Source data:
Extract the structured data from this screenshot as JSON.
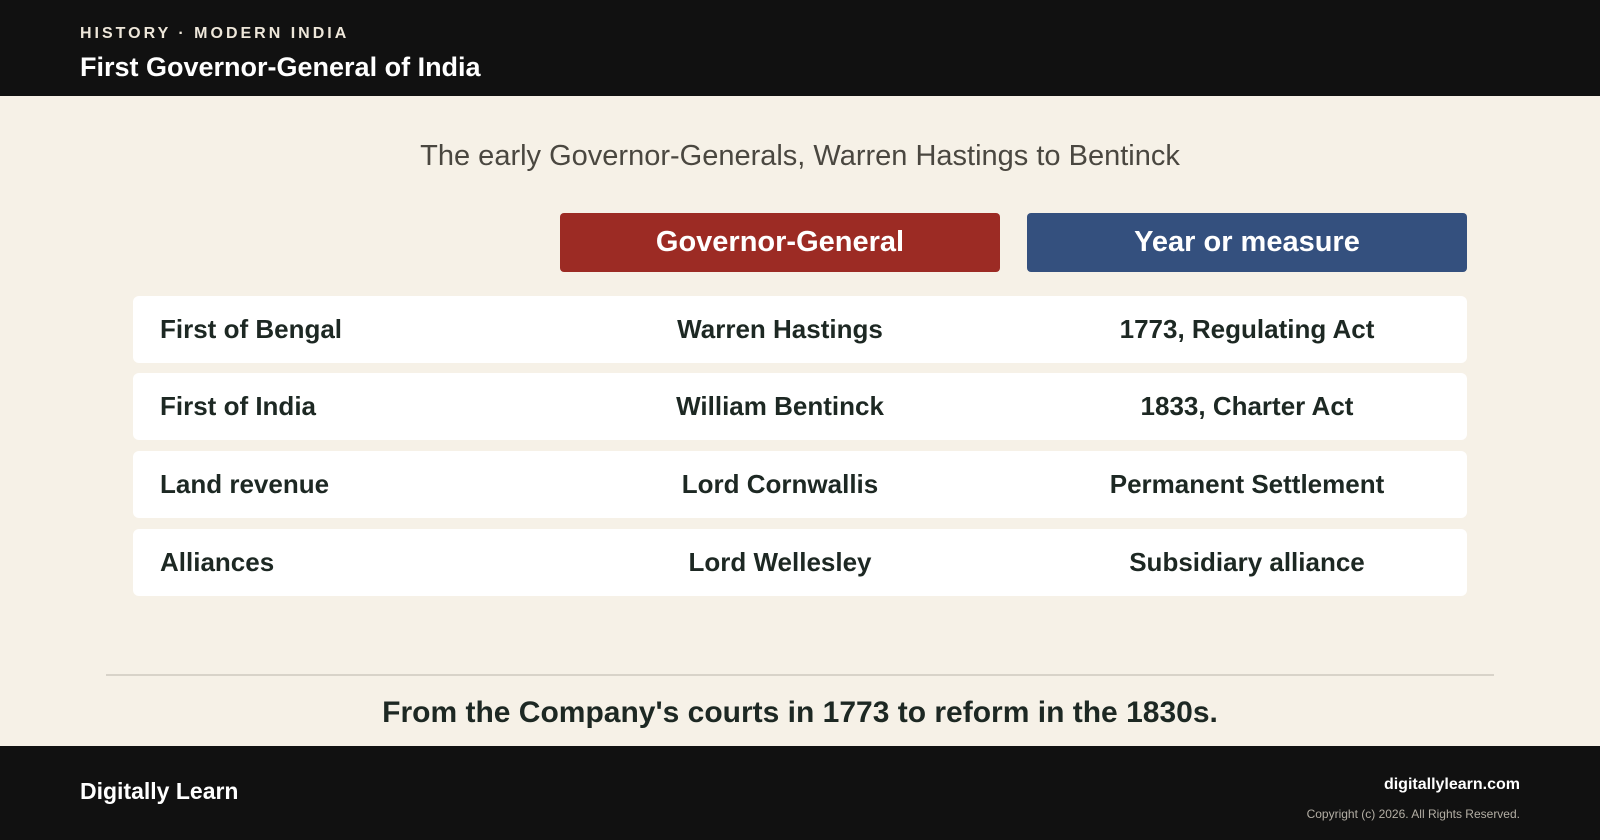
{
  "header": {
    "eyebrow": "HISTORY · MODERN INDIA",
    "title": "First Governor-General of India"
  },
  "main": {
    "subtitle": "The early Governor-Generals, Warren Hastings to Bentinck",
    "columns": [
      "Governor-General",
      "Year or measure"
    ],
    "rows": [
      {
        "label": "First of Bengal",
        "person": "Warren Hastings",
        "measure": "1773, Regulating Act"
      },
      {
        "label": "First of India",
        "person": "William Bentinck",
        "measure": "1833, Charter Act"
      },
      {
        "label": "Land revenue",
        "person": "Lord Cornwallis",
        "measure": "Permanent Settlement"
      },
      {
        "label": "Alliances",
        "person": "Lord Wellesley",
        "measure": "Subsidiary alliance"
      }
    ],
    "caption": "From the Company's courts in 1773 to reform in the 1830s."
  },
  "footer": {
    "brand": "Digitally Learn",
    "site": "digitallylearn.com",
    "copyright": "Copyright (c) 2026. All Rights Reserved."
  },
  "colors": {
    "topbar": "#111111",
    "background": "#f6f1e7",
    "governor_header": "#9c2b24",
    "measure_header": "#34507e"
  }
}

**AIM OF THE TASK**
Omit the images and transcribe all of the records above word for word.

**FINISHED ANSWER**
Extract the structured data from this screenshot as JSON.
{
  "header": {
    "eyebrow": "HISTORY · MODERN INDIA",
    "title": "First Governor-General of India"
  },
  "main": {
    "subtitle": "The early Governor-Generals, Warren Hastings to Bentinck",
    "columns": [
      "Governor-General",
      "Year or measure"
    ],
    "rows": [
      {
        "label": "First of Bengal",
        "person": "Warren Hastings",
        "measure": "1773, Regulating Act"
      },
      {
        "label": "First of India",
        "person": "William Bentinck",
        "measure": "1833, Charter Act"
      },
      {
        "label": "Land revenue",
        "person": "Lord Cornwallis",
        "measure": "Permanent Settlement"
      },
      {
        "label": "Alliances",
        "person": "Lord Wellesley",
        "measure": "Subsidiary alliance"
      }
    ],
    "caption": "From the Company's courts in 1773 to reform in the 1830s."
  },
  "footer": {
    "brand": "Digitally Learn",
    "site": "digitallylearn.com",
    "copyright": "Copyright (c) 2026. All Rights Reserved."
  },
  "colors": {
    "topbar": "#111111",
    "background": "#f6f1e7",
    "governor_header": "#9c2b24",
    "measure_header": "#34507e"
  }
}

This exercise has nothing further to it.